** Start DATA SHOWN **

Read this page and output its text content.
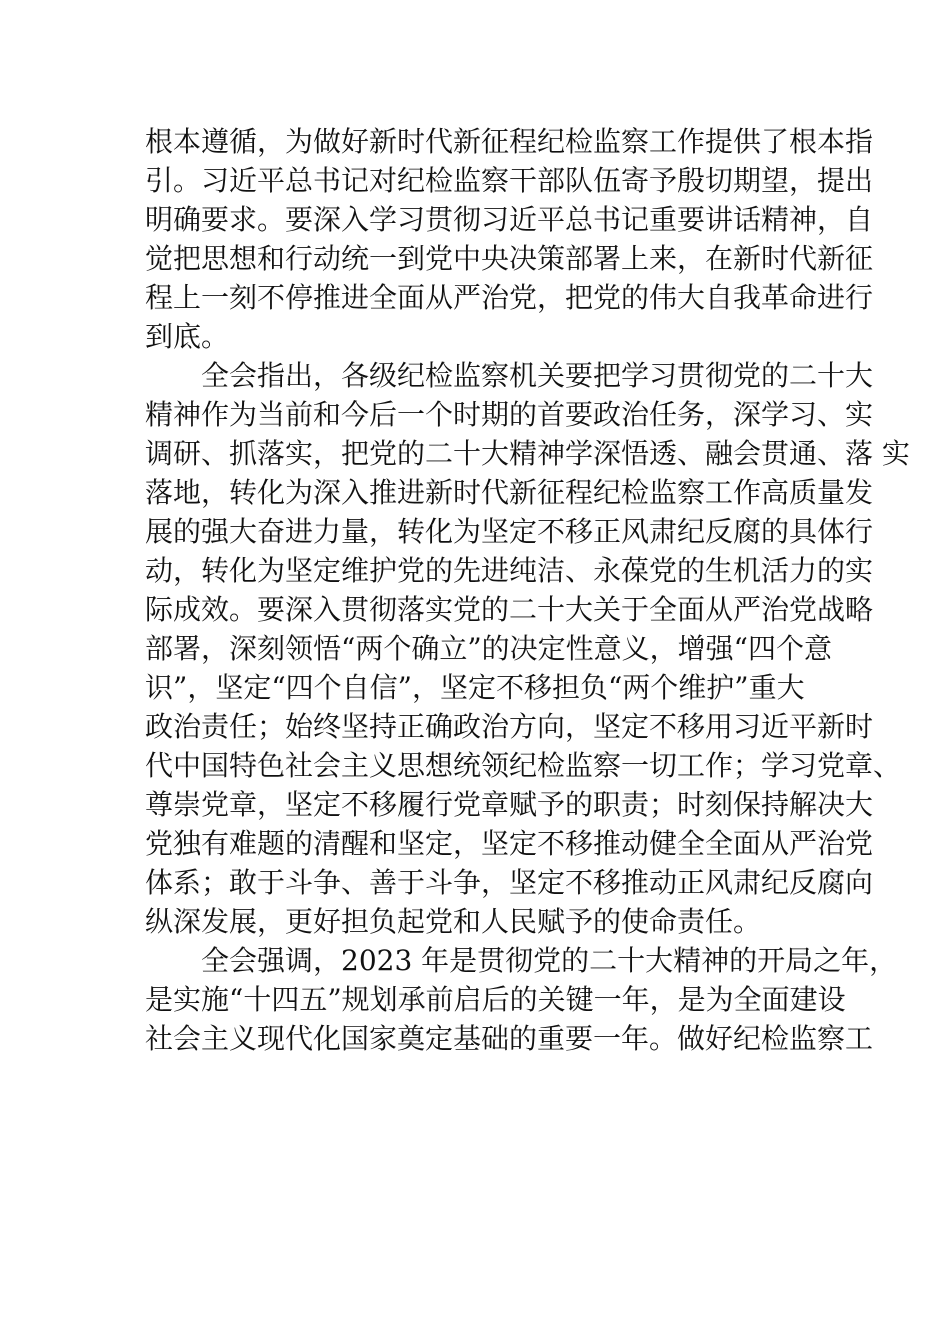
根本遵循，为做好新时代新征程纪检监察工作提供了根本指

引。习近平总书记对纪检监察干部队伍寄予殷切期望，提出

明确要求。要深入学习贯彻习近平总书记重要讲话精神，自

觉把思想和行动统一到党中央决策部署上来，在新时代新征

程上一刻不停推进全面从严治党，把党的伟大自我革命进行

到底。

全会指出，各级纪检监察机关要把学习贯彻党的二十大

精神作为当前和今后一个时期的首要政治任务，深学习、实

调研、抓落实，把党的二十大精神学深悟透、融会贯通、落 实

落地，转化为深入推进新时代新征程纪检监察工作高质量发

展的强大奋进力量，转化为坚定不移正风肃纪反腐的具体行

动，转化为坚定维护党的先进纯洁、永葆党的生机活力的实

际成效。要深入贯彻落实党的二十大关于全面从严治党战略

部署，深刻领悟“两个确立”的决定性意义，增强“四个意

识”，坚定“四个自信”，坚定不移担负“两个维护”重大

政治责任；始终坚持正确政治方向，坚定不移用习近平新时

代中国特色社会主义思想统领纪检监察一切工作；学习党章、

尊崇党章，坚定不移履行党章赋予的职责；时刻保持解决大

党独有难题的清醒和坚定，坚定不移推动健全全面从严治党

体系；敢于斗争、善于斗争，坚定不移推动正风肃纪反腐向

纵深发展，更好担负起党和人民赋予的使命责任。

全会强调，2023 年是贯彻党的二十大精神的开局之年，

是实施“十四五”规划承前启后的关键一年，是为全面建设

社会主义现代化国家奠定基础的重要一年。做好纪检监察工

** End DATA SHOWN **

### TASK BRIEF:
Print out every entry above without changing a word, and leave out the pictures.

### WRITTEN RESPONSE:
Read this page and output its text content.
根本遵循，为做好新时代新征程纪检监察工作提供了根本指

引。习近平总书记对纪检监察干部队伍寄予殷切期望，提出

明确要求。要深入学习贯彻习近平总书记重要讲话精神，自

觉把思想和行动统一到党中央决策部署上来，在新时代新征

程上一刻不停推进全面从严治党，把党的伟大自我革命进行

到底。

全会指出，各级纪检监察机关要把学习贯彻党的二十大

精神作为当前和今后一个时期的首要政治任务，深学习、实

调研、抓落实，把党的二十大精神学深悟透、融会贯通、落 实

落地，转化为深入推进新时代新征程纪检监察工作高质量发

展的强大奋进力量，转化为坚定不移正风肃纪反腐的具体行

动，转化为坚定维护党的先进纯洁、永葆党的生机活力的实

际成效。要深入贯彻落实党的二十大关于全面从严治党战略

部署，深刻领悟“两个确立”的决定性意义，增强“四个意

识”，坚定“四个自信”，坚定不移担负“两个维护”重大

政治责任；始终坚持正确政治方向，坚定不移用习近平新时

代中国特色社会主义思想统领纪检监察一切工作；学习党章、

尊崇党章，坚定不移履行党章赋予的职责；时刻保持解决大

党独有难题的清醒和坚定，坚定不移推动健全全面从严治党

体系；敢于斗争、善于斗争，坚定不移推动正风肃纪反腐向

纵深发展，更好担负起党和人民赋予的使命责任。

全会强调，2023 年是贯彻党的二十大精神的开局之年，

是实施“十四五”规划承前启后的关键一年，是为全面建设

社会主义现代化国家奠定基础的重要一年。做好纪检监察工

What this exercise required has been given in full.